═════ Data lines ═════
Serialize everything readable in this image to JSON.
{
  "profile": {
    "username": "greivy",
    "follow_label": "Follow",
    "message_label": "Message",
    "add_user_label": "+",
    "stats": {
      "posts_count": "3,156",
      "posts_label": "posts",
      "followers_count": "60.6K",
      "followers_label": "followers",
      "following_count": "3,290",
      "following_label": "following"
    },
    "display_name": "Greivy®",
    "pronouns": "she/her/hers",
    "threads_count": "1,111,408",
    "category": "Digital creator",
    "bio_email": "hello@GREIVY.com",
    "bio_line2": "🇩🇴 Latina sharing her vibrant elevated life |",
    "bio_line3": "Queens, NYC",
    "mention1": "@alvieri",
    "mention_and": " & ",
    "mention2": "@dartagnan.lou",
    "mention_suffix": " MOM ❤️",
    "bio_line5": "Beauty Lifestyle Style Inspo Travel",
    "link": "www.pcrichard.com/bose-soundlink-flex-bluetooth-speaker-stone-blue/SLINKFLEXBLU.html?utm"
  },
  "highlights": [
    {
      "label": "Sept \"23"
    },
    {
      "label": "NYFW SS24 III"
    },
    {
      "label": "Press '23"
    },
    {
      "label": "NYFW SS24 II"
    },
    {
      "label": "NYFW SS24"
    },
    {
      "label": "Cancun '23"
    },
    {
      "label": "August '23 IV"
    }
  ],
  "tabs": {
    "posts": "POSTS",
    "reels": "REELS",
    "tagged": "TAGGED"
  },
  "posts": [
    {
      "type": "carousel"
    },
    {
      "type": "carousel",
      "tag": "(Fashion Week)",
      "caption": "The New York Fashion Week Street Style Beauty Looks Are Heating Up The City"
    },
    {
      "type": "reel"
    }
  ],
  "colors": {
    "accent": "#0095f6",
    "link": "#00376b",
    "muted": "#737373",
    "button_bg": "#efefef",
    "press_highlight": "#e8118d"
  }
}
═════
═════ Data lines ═════
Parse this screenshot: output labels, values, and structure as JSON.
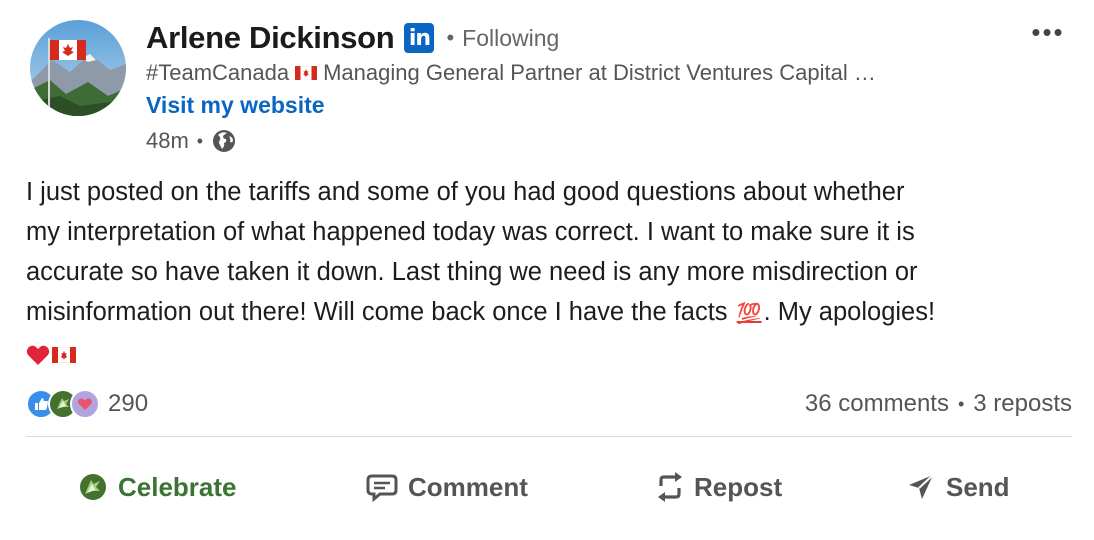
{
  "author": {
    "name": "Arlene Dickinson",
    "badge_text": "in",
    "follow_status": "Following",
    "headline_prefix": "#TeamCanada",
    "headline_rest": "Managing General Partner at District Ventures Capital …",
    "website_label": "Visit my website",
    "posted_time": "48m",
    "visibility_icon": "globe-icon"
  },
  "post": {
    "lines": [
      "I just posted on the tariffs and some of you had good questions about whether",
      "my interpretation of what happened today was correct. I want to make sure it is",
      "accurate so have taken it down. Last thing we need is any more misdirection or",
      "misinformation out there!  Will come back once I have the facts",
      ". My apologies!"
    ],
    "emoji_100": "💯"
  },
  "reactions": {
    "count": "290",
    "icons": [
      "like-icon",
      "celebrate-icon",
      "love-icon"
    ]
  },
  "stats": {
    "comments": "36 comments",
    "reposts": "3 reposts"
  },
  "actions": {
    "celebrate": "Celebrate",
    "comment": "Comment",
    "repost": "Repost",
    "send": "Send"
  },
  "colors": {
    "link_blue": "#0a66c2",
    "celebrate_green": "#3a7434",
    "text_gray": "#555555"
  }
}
═════
### Set problem
Within the listing above, find every line containing the string "Fashion" and return it.

### The completed task
      "tag": "(Fashion Week)",
      "caption": "The New York Fashion Week Street Style Beauty Looks Are Heating Up The City"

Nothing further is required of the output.